AIM OF THE TASK » Extract all records. Keep each one exact.

Data items:
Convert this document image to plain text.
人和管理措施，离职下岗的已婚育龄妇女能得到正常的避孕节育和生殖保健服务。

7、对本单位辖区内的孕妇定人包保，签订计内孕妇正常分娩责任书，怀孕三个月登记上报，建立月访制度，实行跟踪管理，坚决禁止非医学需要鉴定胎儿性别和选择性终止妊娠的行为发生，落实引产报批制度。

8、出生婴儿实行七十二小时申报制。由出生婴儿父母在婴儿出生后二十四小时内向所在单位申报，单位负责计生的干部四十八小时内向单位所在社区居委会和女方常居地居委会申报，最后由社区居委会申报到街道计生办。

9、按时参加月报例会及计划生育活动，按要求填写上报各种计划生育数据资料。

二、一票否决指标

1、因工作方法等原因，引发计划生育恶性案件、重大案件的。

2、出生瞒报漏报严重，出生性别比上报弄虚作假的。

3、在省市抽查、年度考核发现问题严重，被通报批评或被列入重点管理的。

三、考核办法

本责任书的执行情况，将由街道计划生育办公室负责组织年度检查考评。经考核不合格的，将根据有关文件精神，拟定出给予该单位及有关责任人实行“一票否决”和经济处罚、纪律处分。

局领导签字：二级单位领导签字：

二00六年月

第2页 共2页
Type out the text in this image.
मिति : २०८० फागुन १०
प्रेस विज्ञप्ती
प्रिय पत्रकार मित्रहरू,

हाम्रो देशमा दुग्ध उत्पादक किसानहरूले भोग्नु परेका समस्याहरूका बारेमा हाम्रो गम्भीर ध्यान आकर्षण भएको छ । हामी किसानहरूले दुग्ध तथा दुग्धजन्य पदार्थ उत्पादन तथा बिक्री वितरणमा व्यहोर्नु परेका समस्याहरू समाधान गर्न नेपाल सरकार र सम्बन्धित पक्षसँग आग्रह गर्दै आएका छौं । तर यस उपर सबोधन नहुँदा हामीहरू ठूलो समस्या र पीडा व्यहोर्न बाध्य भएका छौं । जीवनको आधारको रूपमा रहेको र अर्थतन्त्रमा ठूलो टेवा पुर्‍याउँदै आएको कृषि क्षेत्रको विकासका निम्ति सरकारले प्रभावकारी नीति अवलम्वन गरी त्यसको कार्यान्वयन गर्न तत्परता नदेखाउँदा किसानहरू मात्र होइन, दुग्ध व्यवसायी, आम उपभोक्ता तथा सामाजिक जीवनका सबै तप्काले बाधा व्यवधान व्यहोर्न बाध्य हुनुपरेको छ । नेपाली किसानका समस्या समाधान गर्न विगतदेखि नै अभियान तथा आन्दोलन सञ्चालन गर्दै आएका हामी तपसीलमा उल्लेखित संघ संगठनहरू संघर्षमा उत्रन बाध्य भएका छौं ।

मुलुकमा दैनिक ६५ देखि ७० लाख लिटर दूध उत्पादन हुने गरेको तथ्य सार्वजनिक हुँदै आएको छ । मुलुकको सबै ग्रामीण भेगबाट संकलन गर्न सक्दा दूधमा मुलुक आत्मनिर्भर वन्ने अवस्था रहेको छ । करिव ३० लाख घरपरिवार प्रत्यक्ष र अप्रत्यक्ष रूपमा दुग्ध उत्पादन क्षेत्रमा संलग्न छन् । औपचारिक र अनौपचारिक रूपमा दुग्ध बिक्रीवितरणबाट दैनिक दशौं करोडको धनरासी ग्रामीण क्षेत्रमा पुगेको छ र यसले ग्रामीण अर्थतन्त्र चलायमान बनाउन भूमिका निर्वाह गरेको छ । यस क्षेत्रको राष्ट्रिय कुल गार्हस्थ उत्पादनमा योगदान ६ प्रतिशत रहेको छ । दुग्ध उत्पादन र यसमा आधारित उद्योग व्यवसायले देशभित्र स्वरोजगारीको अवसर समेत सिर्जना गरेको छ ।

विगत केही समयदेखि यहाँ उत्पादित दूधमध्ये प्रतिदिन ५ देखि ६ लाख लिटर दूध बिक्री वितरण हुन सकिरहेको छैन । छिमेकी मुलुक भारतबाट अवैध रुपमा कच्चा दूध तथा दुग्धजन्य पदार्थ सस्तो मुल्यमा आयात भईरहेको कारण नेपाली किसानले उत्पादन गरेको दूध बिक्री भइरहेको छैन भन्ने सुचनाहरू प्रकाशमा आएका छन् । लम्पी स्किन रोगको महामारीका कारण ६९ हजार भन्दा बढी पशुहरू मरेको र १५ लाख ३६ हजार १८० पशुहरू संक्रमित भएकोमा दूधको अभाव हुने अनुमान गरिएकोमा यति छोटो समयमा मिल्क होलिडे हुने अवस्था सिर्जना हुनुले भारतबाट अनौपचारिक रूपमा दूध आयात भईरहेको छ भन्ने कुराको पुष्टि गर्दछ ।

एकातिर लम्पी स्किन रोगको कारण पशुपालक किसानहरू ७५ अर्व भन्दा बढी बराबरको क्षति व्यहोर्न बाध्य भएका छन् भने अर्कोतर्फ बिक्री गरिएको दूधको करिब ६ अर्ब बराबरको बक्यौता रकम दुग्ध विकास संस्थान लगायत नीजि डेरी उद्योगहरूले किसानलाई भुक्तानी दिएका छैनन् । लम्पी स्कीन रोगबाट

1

WORKED ANSWER »
Convert this document image to plain text.
人和管理措施，离职下岗的已婚育龄妇女能得到正常的避孕节育和生殖保健服务。

7、对本单位辖区内的孕妇定人包保，签订计内孕妇正常分娩责任书，怀孕三个月登记上报，建立月访制度，实行跟踪管理，坚决禁止非医学需要鉴定胎儿性别和选择性终止妊娠的行为发生，落实引产报批制度。

8、出生婴儿实行七十二小时申报制。由出生婴儿父母在婴儿出生后二十四小时内向所在单位申报，单位负责计生的干部四十八小时内向单位所在社区居委会和女方常居地居委会申报，最后由社区居委会申报到街道计生办。

9、按时参加月报例会及计划生育活动，按要求填写上报各种计划生育数据资料。

二、一票否决指标

1、因工作方法等原因，引发计划生育恶性案件、重大案件的。

2、出生瞒报漏报严重，出生性别比上报弄虚作假的。

3、在省市抽查、年度考核发现问题严重，被通报批评或被列入重点管理的。

三、考核办法

本责任书的执行情况，将由街道计划生育办公室负责组织年度检查考评。经考核不合格的，将根据有关文件精神，拟定出给予该单位及有关责任人实行“一票否决”和经济处罚、纪律处分。

局领导签字：二级单位领导签字：

二00六年月

第2页 共2页
Type out the text in this image.
मिति : २०८० फागुन १०
प्रेस विज्ञप्ती
प्रिय पत्रकार मित्रहरू,

हाम्रो देशमा दुग्ध उत्पादक किसानहरूले भोग्नु परेका समस्याहरूका बारेमा हाम्रो गम्भीर ध्यान आकर्षण भएको छ । हामी किसानहरूले दुग्ध तथा दुग्धजन्य पदार्थ उत्पादन तथा बिक्री वितरणमा व्यहोर्नु परेका समस्याहरू समाधान गर्न नेपाल सरकार र सम्बन्धित पक्षसँग आग्रह गर्दै आएका छौं । तर यस उपर सबोधन नहुँदा हामीहरू ठूलो समस्या र पीडा व्यहोर्न बाध्य भएका छौं । जीवनको आधारको रूपमा रहेको र अर्थतन्त्रमा ठूलो टेवा पुर्‍याउँदै आएको कृषि क्षेत्रको विकासका निम्ति सरकारले प्रभावकारी नीति अवलम्वन गरी त्यसको कार्यान्वयन गर्न तत्परता नदेखाउँदा किसानहरू मात्र होइन, दुग्ध व्यवसायी, आम उपभोक्ता तथा सामाजिक जीवनका सबै तप्काले बाधा व्यवधान व्यहोर्न बाध्य हुनुपरेको छ । नेपाली किसानका समस्या समाधान गर्न विगतदेखि नै अभियान तथा आन्दोलन सञ्चालन गर्दै आएका हामी तपसीलमा उल्लेखित संघ संगठनहरू संघर्षमा उत्रन बाध्य भएका छौं ।

मुलुकमा दैनिक ६५ देखि ७० लाख लिटर दूध उत्पादन हुने गरेको तथ्य सार्वजनिक हुँदै आएको छ । मुलुकको सबै ग्रामीण भेगबाट संकलन गर्न सक्दा दूधमा मुलुक आत्मनिर्भर वन्ने अवस्था रहेको छ । करिव ३० लाख घरपरिवार प्रत्यक्ष र अप्रत्यक्ष रूपमा दुग्ध उत्पादन क्षेत्रमा संलग्न छन् । औपचारिक र अनौपचारिक रूपमा दुग्ध बिक्रीवितरणबाट दैनिक दशौं करोडको धनरासी ग्रामीण क्षेत्रमा पुगेको छ र यसले ग्रामीण अर्थतन्त्र चलायमान बनाउन भूमिका निर्वाह गरेको छ । यस क्षेत्रको राष्ट्रिय कुल गार्हस्थ उत्पादनमा योगदान ६ प्रतिशत रहेको छ । दुग्ध उत्पादन र यसमा आधारित उद्योग व्यवसायले देशभित्र स्वरोजगारीको अवसर समेत सिर्जना गरेको छ ।

विगत केही समयदेखि यहाँ उत्पादित दूधमध्ये प्रतिदिन ५ देखि ६ लाख लिटर दूध बिक्री वितरण हुन सकिरहेको छैन । छिमेकी मुलुक भारतबाट अवैध रुपमा कच्चा दूध तथा दुग्धजन्य पदार्थ सस्तो मुल्यमा आयात भईरहेको कारण नेपाली किसानले उत्पादन गरेको दूध बिक्री भइरहेको छैन भन्ने सुचनाहरू प्रकाशमा आएका छन् । लम्पी स्किन रोगको महामारीका कारण ६९ हजार भन्दा बढी पशुहरू मरेको र १५ लाख ३६ हजार १८० पशुहरू संक्रमित भएकोमा दूधको अभाव हुने अनुमान गरिएकोमा यति छोटो समयमा मिल्क होलिडे हुने अवस्था सिर्जना हुनुले भारतबाट अनौपचारिक रूपमा दूध आयात भईरहेको छ भन्ने कुराको पुष्टि गर्दछ ।

एकातिर लम्पी स्किन रोगको कारण पशुपालक किसानहरू ७५ अर्व भन्दा बढी बराबरको क्षति व्यहोर्न बाध्य भएका छन् भने अर्कोतर्फ बिक्री गरिएको दूधको करिब ६ अर्ब बराबरको बक्यौता रकम दुग्ध विकास संस्थान लगायत नीजि डेरी उद्योगहरूले किसानलाई भुक्तानी दिएका छैनन् । लम्पी स्कीन रोगबाट

1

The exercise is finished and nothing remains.